- **SET TASK**
Without the pictures, reproduce the records that follow exactly.

── ITEMS

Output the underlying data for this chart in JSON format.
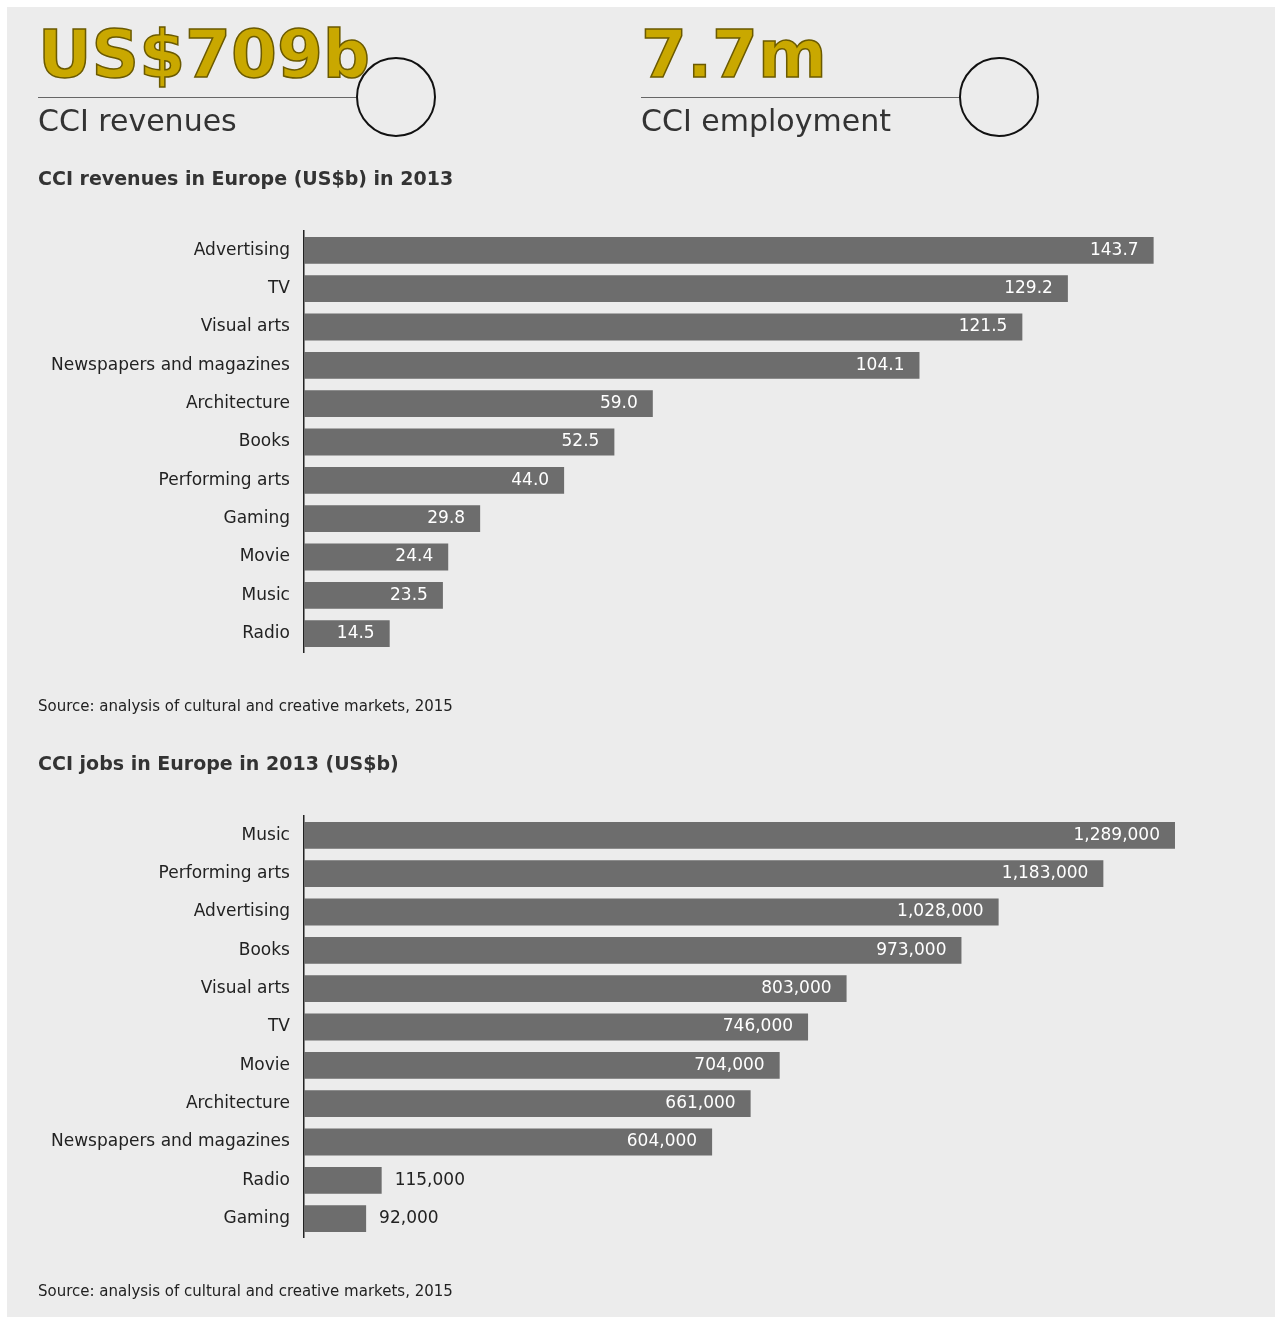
{
  "chart_data": [
    {
      "type": "other",
      "annotations": [
        "US$709b",
        "CCI revenues",
        "7.7m",
        "CCI employment"
      ]
    },
    {
      "type": "bar",
      "orientation": "horizontal",
      "title": "CCI revenues in Europe (US$b) in 2013",
      "categories": [
        "Advertising",
        "TV",
        "Visual arts",
        "Newspapers and magazines",
        "Architecture",
        "Books",
        "Performing arts",
        "Gaming",
        "Movie",
        "Music",
        "Radio"
      ],
      "values": [
        143.7,
        129.2,
        121.5,
        104.1,
        59.0,
        52.5,
        44.0,
        29.8,
        24.4,
        23.5,
        14.5
      ],
      "value_labels": [
        "143.7",
        "129.2",
        "121.5",
        "104.1",
        "59.0",
        "52.5",
        "44.0",
        "29.8",
        "24.4",
        "23.5",
        "14.5"
      ],
      "color": "#6d6d6d",
      "tick_labels": "y",
      "grid": false,
      "legend": false,
      "annotations": [
        "Source: analysis of cultural and creative markets, 2015"
      ]
    },
    {
      "type": "bar",
      "orientation": "horizontal",
      "title": "CCI jobs in Europe in 2013 (US$b)",
      "categories": [
        "Music",
        "Performing arts",
        "Advertising",
        "Books",
        "Visual arts",
        "TV",
        "Movie",
        "Architecture",
        "Newspapers and magazines",
        "Radio",
        "Gaming"
      ],
      "values": [
        1289000,
        1183000,
        1028000,
        973000,
        803000,
        746000,
        704000,
        661000,
        604000,
        115000,
        92000
      ],
      "value_labels": [
        "1,289,000",
        "1,183,000",
        "1,028,000",
        "973,000",
        "803,000",
        "746,000",
        "704,000",
        "661,000",
        "604,000",
        "115,000",
        "92,000"
      ],
      "color": "#6d6d6d",
      "tick_labels": "y",
      "grid": false,
      "legend": false,
      "annotations": [
        "Source: analysis of cultural and creative markets, 2015"
      ]
    }
  ]
}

────

- **SOLUTION**
Output the underlying data for this chart in JSON format.
{
  "chart_data": [
    {
      "type": "other",
      "annotations": [
        "US$709b",
        "CCI revenues",
        "7.7m",
        "CCI employment"
      ]
    },
    {
      "type": "bar",
      "orientation": "horizontal",
      "title": "CCI revenues in Europe (US$b) in 2013",
      "categories": [
        "Advertising",
        "TV",
        "Visual arts",
        "Newspapers and magazines",
        "Architecture",
        "Books",
        "Performing arts",
        "Gaming",
        "Movie",
        "Music",
        "Radio"
      ],
      "values": [
        143.7,
        129.2,
        121.5,
        104.1,
        59.0,
        52.5,
        44.0,
        29.8,
        24.4,
        23.5,
        14.5
      ],
      "value_labels": [
        "143.7",
        "129.2",
        "121.5",
        "104.1",
        "59.0",
        "52.5",
        "44.0",
        "29.8",
        "24.4",
        "23.5",
        "14.5"
      ],
      "color": "#6d6d6d",
      "tick_labels": "y",
      "grid": false,
      "legend": false,
      "annotations": [
        "Source: analysis of cultural and creative markets, 2015"
      ]
    },
    {
      "type": "bar",
      "orientation": "horizontal",
      "title": "CCI jobs in Europe in 2013 (US$b)",
      "categories": [
        "Music",
        "Performing arts",
        "Advertising",
        "Books",
        "Visual arts",
        "TV",
        "Movie",
        "Architecture",
        "Newspapers and magazines",
        "Radio",
        "Gaming"
      ],
      "values": [
        1289000,
        1183000,
        1028000,
        973000,
        803000,
        746000,
        704000,
        661000,
        604000,
        115000,
        92000
      ],
      "value_labels": [
        "1,289,000",
        "1,183,000",
        "1,028,000",
        "973,000",
        "803,000",
        "746,000",
        "704,000",
        "661,000",
        "604,000",
        "115,000",
        "92,000"
      ],
      "color": "#6d6d6d",
      "tick_labels": "y",
      "grid": false,
      "legend": false,
      "annotations": [
        "Source: analysis of cultural and creative markets, 2015"
      ]
    }
  ]
}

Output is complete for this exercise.